Records »

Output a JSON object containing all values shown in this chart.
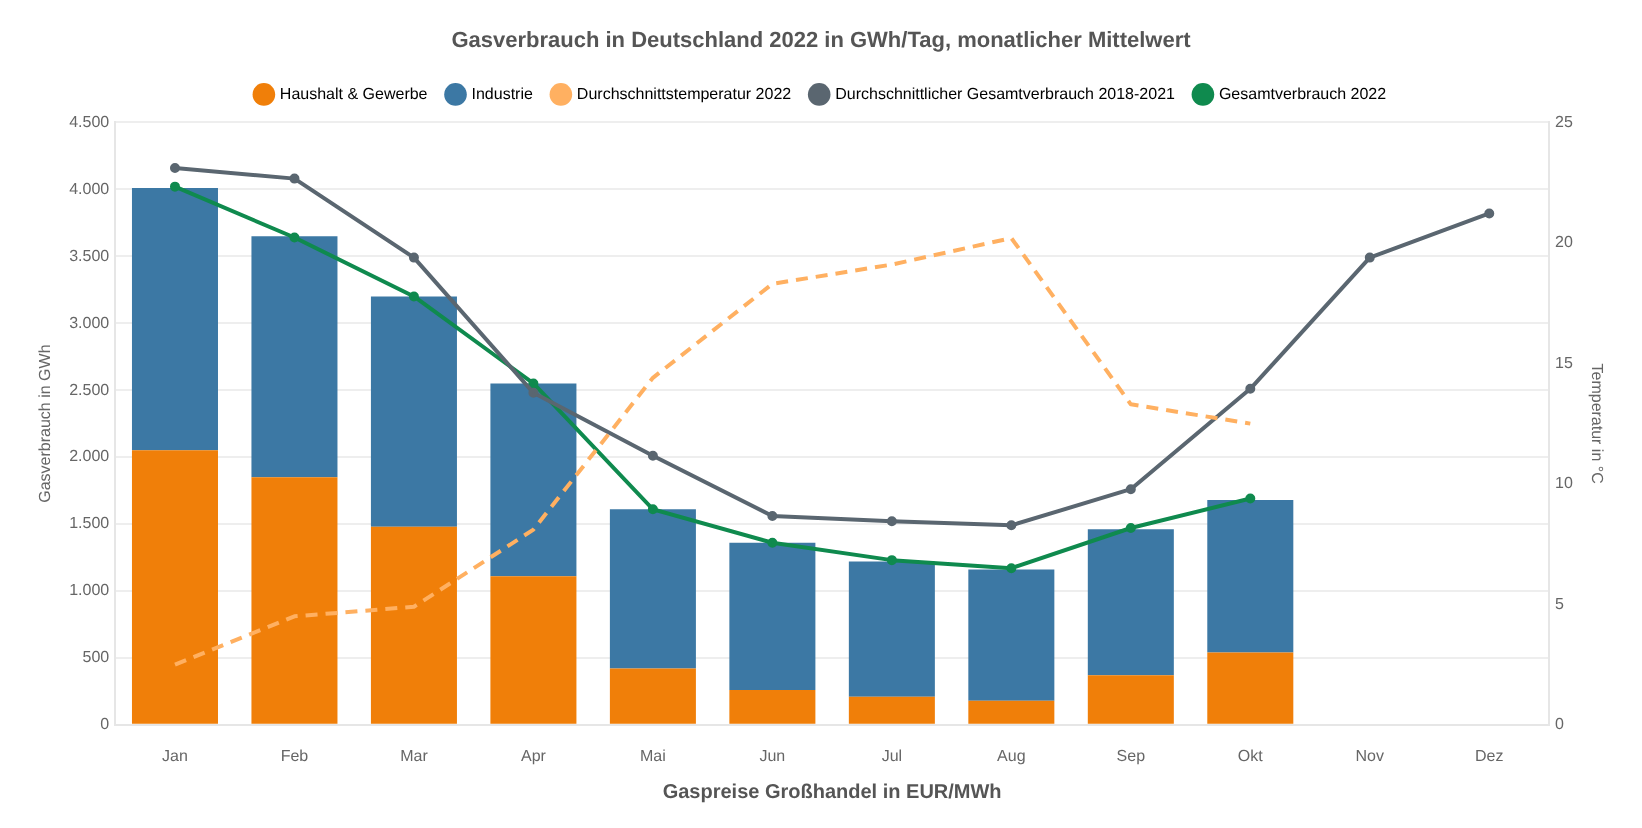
{
  "chart_data": {
    "type": "bar",
    "title": "Gasverbrauch in Deutschland 2022 in GWh/Tag, monatlicher Mittelwert",
    "xlabel": "Gaspreise Großhandel in EUR/MWh",
    "ylabel": "Gasverbrauch in GWh",
    "y2label": "Temperatur in °C",
    "categories": [
      "Jan",
      "Feb",
      "Mar",
      "Apr",
      "Mai",
      "Jun",
      "Jul",
      "Aug",
      "Sep",
      "Okt",
      "Nov",
      "Dez"
    ],
    "stacked": true,
    "series": [
      {
        "name": "Haushalt & Gewerbe",
        "color": "#f07f09",
        "values": [
          2050,
          1850,
          1480,
          1110,
          420,
          260,
          210,
          180,
          370,
          540,
          null,
          null
        ]
      },
      {
        "name": "Industrie",
        "color": "#3c78a4",
        "values": [
          1960,
          1800,
          1720,
          1440,
          1190,
          1100,
          1010,
          980,
          1090,
          1140,
          null,
          null
        ]
      },
      {
        "name": "Durchschnittstemperatur 2022",
        "type": "line",
        "axis": "y2",
        "color": "#ffb061",
        "line_style": "dashed",
        "marker": "none",
        "values": [
          2.5,
          4.5,
          4.9,
          8.1,
          14.4,
          18.3,
          19.1,
          20.2,
          13.3,
          12.5,
          null,
          null
        ]
      },
      {
        "name": "Durchschnittlicher Gesamtverbrauch 2018-2021",
        "type": "line",
        "color": "#5a6670",
        "line_style": "solid",
        "marker": "circle",
        "values": [
          4160,
          4080,
          3490,
          2480,
          2010,
          1560,
          1520,
          1490,
          1760,
          2510,
          3490,
          3820
        ]
      },
      {
        "name": "Gesamtverbrauch 2022",
        "type": "line",
        "color": "#0f8a4e",
        "line_style": "solid",
        "marker": "circle",
        "values": [
          4020,
          3640,
          3200,
          2550,
          1610,
          1360,
          1230,
          1170,
          1470,
          1690,
          null,
          null
        ]
      }
    ],
    "ylim": [
      0,
      4500
    ],
    "yticks": [
      0,
      500,
      {
        "value": 1000,
        "label": "1.000"
      },
      {
        "value": 1500,
        "label": "1.500"
      },
      {
        "value": 2000,
        "label": "2.000"
      },
      {
        "value": 2500,
        "label": "2.500"
      },
      {
        "value": 3000,
        "label": "3.000"
      },
      {
        "value": 3500,
        "label": "3.500"
      },
      {
        "value": 4000,
        "label": "4.000"
      },
      {
        "value": 4500,
        "label": "4.500"
      }
    ],
    "y2lim": [
      0,
      25
    ],
    "y2ticks": [
      0,
      5,
      10,
      15,
      20,
      25
    ],
    "grid": "y",
    "legend": "top"
  }
}
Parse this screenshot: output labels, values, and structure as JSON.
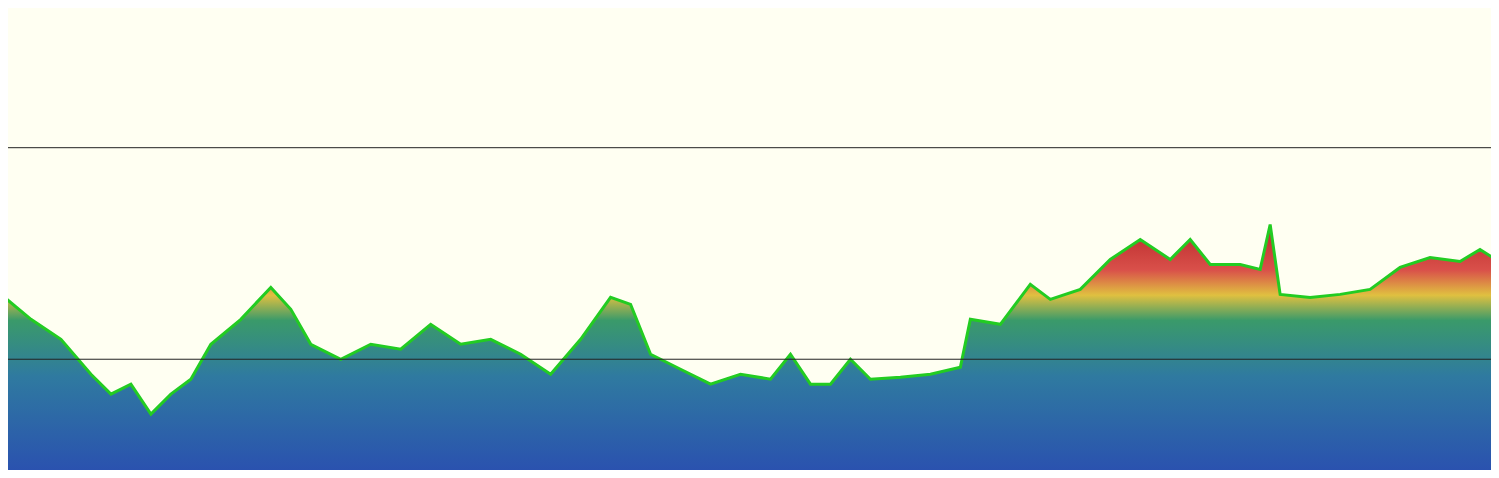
{
  "chart_data": {
    "type": "area",
    "x": [
      0,
      30,
      60,
      90,
      110,
      130,
      150,
      170,
      190,
      210,
      240,
      270,
      290,
      310,
      340,
      370,
      400,
      430,
      460,
      490,
      520,
      550,
      580,
      610,
      630,
      650,
      680,
      710,
      740,
      770,
      790,
      810,
      830,
      850,
      870,
      900,
      930,
      960,
      970,
      1000,
      1030,
      1050,
      1080,
      1110,
      1140,
      1170,
      1190,
      1210,
      1240,
      1260,
      1270,
      1280,
      1310,
      1340,
      1370,
      1400,
      1430,
      1460,
      1480,
      1499
    ],
    "values": [
      183,
      158,
      138,
      103,
      83,
      93,
      63,
      83,
      98,
      133,
      158,
      190,
      168,
      133,
      118,
      133,
      128,
      153,
      133,
      138,
      123,
      103,
      138,
      180,
      173,
      123,
      108,
      93,
      103,
      98,
      123,
      93,
      93,
      118,
      98,
      100,
      103,
      110,
      158,
      153,
      193,
      178,
      188,
      218,
      238,
      218,
      238,
      213,
      213,
      208,
      253,
      183,
      180,
      183,
      188,
      210,
      220,
      216,
      228,
      216
    ],
    "color": "#22cc22",
    "reference_lines": [
      330,
      118
    ],
    "xlim": [
      0,
      1499
    ],
    "ylim": [
      0,
      478
    ],
    "tick_labels": false
  }
}
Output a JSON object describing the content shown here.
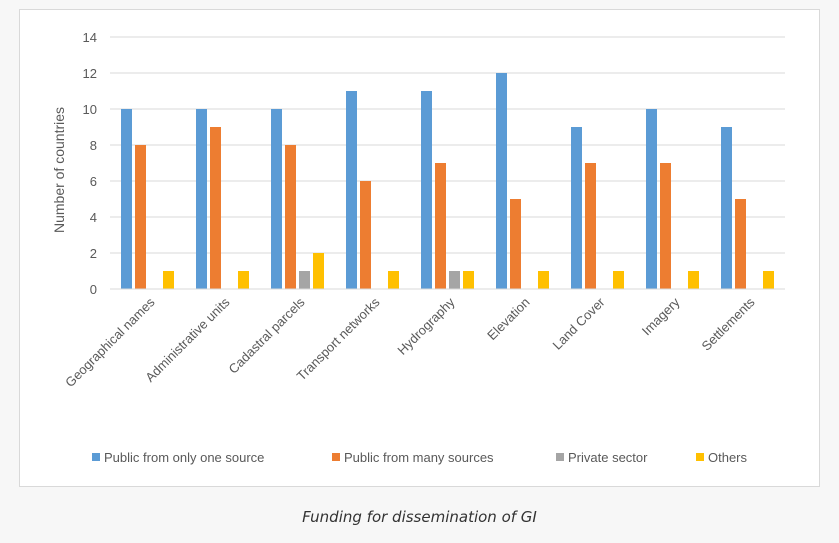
{
  "caption": "Funding for dissemination of GI",
  "chart_data": {
    "type": "bar",
    "title": "",
    "xlabel": "",
    "ylabel": "Number of countries",
    "ylim": [
      0,
      14
    ],
    "yticks": [
      0,
      2,
      4,
      6,
      8,
      10,
      12,
      14
    ],
    "grid": true,
    "legend_position": "bottom",
    "categories": [
      "Geographical names",
      "Administrative units",
      "Cadastral parcels",
      "Transport networks",
      "Hydrography",
      "Elevation",
      "Land Cover",
      "Imagery",
      "Settlements"
    ],
    "series": [
      {
        "name": "Public from only one source",
        "color": "#5b9bd5",
        "values": [
          10,
          10,
          10,
          11,
          11,
          12,
          9,
          10,
          9
        ]
      },
      {
        "name": "Public from many sources",
        "color": "#ed7d31",
        "values": [
          8,
          9,
          8,
          6,
          7,
          5,
          7,
          7,
          5
        ]
      },
      {
        "name": "Private sector",
        "color": "#a5a5a5",
        "values": [
          0,
          0,
          1,
          0,
          1,
          0,
          0,
          0,
          0
        ]
      },
      {
        "name": "Others",
        "color": "#ffc000",
        "values": [
          1,
          1,
          2,
          1,
          1,
          1,
          1,
          1,
          1
        ]
      }
    ]
  }
}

Brief »
Check every line of the data, and copy the ones that contain "xlabel".

Correct response »
    "xlabel": "Gaspreise Großhandel in EUR/MWh",
    "xlabel": "",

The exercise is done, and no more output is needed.